THE EXERCISE: Write out, unchanged, everything from the row containing "report2-title: PRE –" down to the row containing "table-row xyxy=(13,228,666,238)", including both of those rows.

EXERCISE INPUT:
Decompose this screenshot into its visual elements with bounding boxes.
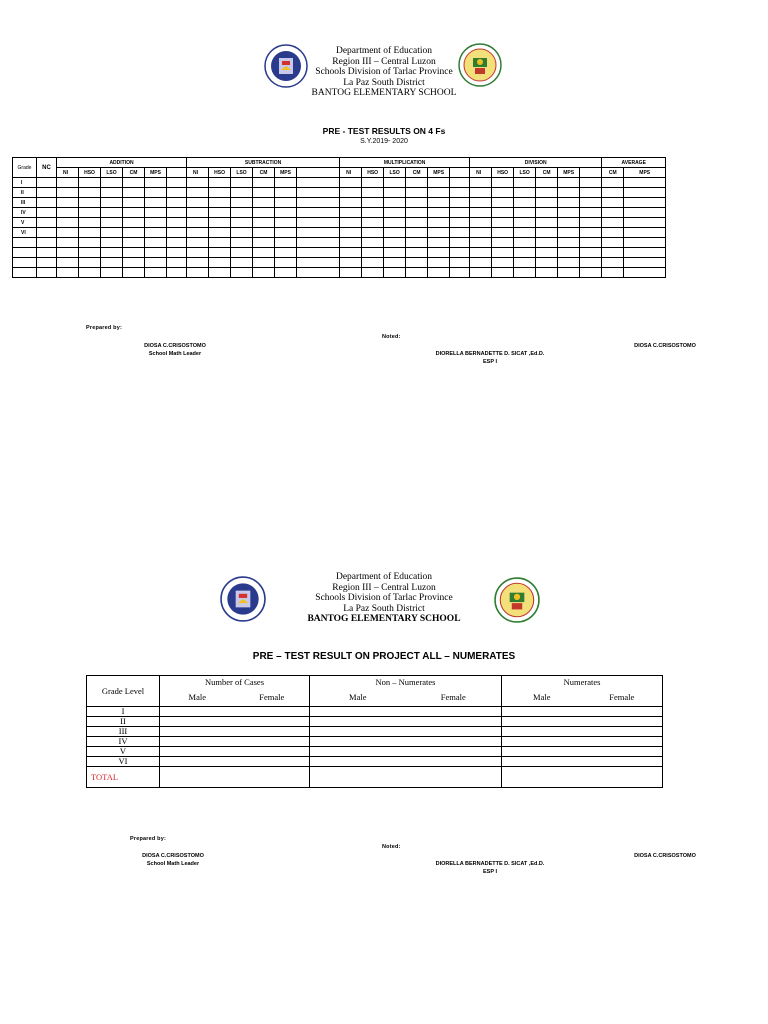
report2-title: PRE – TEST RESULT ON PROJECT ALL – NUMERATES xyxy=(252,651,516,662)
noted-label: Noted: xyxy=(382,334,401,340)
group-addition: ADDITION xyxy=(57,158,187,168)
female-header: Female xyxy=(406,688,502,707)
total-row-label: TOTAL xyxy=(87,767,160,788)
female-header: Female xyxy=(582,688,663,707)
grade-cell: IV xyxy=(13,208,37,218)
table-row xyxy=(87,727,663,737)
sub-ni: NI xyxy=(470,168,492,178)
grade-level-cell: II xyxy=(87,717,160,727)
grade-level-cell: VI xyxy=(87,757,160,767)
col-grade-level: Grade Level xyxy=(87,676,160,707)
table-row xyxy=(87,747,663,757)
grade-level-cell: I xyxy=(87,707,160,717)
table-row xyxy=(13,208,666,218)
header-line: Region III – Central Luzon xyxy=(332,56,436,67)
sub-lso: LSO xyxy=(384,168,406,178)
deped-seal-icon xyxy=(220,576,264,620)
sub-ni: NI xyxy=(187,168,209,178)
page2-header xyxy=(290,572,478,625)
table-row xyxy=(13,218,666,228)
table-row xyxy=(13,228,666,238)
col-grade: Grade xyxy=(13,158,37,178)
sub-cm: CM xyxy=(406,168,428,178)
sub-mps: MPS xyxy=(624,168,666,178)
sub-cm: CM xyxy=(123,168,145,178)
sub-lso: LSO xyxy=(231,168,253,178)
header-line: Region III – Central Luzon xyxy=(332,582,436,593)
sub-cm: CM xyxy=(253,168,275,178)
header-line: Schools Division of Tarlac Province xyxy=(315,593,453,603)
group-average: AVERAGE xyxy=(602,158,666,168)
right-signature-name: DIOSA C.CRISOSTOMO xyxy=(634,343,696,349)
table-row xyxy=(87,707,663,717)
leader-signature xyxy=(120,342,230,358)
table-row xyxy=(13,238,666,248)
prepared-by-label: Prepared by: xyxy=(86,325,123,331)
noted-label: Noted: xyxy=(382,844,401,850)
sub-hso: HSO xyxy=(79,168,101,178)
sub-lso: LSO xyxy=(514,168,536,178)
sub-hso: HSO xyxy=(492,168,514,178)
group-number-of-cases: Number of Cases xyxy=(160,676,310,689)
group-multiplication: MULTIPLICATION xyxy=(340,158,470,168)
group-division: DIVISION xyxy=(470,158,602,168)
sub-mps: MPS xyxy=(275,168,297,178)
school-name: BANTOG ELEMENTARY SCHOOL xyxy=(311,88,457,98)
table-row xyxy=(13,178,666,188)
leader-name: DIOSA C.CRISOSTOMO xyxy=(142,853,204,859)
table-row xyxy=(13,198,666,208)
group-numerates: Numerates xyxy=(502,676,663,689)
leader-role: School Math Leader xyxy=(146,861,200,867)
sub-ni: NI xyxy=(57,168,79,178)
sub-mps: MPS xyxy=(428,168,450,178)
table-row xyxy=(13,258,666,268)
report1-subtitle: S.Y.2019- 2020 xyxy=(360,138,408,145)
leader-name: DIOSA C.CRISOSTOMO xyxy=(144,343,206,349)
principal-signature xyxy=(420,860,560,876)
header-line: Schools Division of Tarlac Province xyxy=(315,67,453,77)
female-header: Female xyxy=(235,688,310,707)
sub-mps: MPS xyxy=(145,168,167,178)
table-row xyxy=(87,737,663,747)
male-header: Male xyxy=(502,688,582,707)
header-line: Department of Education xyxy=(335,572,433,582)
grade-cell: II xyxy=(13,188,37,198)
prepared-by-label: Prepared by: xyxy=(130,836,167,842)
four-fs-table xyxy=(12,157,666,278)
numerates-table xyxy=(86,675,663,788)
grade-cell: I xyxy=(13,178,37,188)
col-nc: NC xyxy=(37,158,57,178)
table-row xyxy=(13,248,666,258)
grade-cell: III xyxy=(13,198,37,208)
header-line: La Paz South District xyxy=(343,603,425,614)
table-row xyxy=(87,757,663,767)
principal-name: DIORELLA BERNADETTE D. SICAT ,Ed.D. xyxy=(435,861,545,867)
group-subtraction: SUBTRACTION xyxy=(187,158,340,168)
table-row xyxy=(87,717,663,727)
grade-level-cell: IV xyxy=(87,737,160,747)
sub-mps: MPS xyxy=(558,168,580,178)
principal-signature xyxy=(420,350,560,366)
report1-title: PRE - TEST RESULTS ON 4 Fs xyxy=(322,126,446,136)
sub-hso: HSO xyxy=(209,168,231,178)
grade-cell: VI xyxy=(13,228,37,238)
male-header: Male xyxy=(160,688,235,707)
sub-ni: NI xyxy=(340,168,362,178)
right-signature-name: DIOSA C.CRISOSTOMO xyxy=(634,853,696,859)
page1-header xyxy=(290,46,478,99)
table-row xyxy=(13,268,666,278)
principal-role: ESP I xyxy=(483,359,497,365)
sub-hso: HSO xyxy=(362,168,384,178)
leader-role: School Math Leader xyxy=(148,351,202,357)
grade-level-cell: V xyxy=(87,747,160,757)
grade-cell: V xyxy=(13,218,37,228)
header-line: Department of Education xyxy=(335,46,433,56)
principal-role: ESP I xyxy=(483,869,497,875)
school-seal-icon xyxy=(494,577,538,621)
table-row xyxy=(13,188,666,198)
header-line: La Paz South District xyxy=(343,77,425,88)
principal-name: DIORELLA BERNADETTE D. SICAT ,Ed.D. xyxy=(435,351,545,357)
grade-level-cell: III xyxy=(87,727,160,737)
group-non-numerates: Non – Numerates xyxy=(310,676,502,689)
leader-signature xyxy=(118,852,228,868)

ANSWER TO THE EXERCISE:
report2-title: PRE – TEST RESULT ON PROJECT ALL – NUMERATES xyxy=(252,651,516,662)
noted-label: Noted: xyxy=(382,334,401,340)
group-addition: ADDITION xyxy=(57,158,187,168)
female-header: Female xyxy=(406,688,502,707)
total-row-label: TOTAL xyxy=(87,767,160,788)
female-header: Female xyxy=(582,688,663,707)
grade-cell: IV xyxy=(13,208,37,218)
table-row xyxy=(87,727,663,737)
sub-ni: NI xyxy=(470,168,492,178)
grade-level-cell: II xyxy=(87,717,160,727)
grade-level-cell: VI xyxy=(87,757,160,767)
col-grade-level: Grade Level xyxy=(87,676,160,707)
table-row xyxy=(87,747,663,757)
grade-level-cell: I xyxy=(87,707,160,717)
table-row xyxy=(13,208,666,218)
header-line: Region III – Central Luzon xyxy=(332,56,436,67)
sub-lso: LSO xyxy=(384,168,406,178)
deped-seal-icon xyxy=(220,576,264,620)
sub-ni: NI xyxy=(187,168,209,178)
page2-header xyxy=(290,572,478,625)
table-row xyxy=(13,218,666,228)
table-row xyxy=(13,228,666,238)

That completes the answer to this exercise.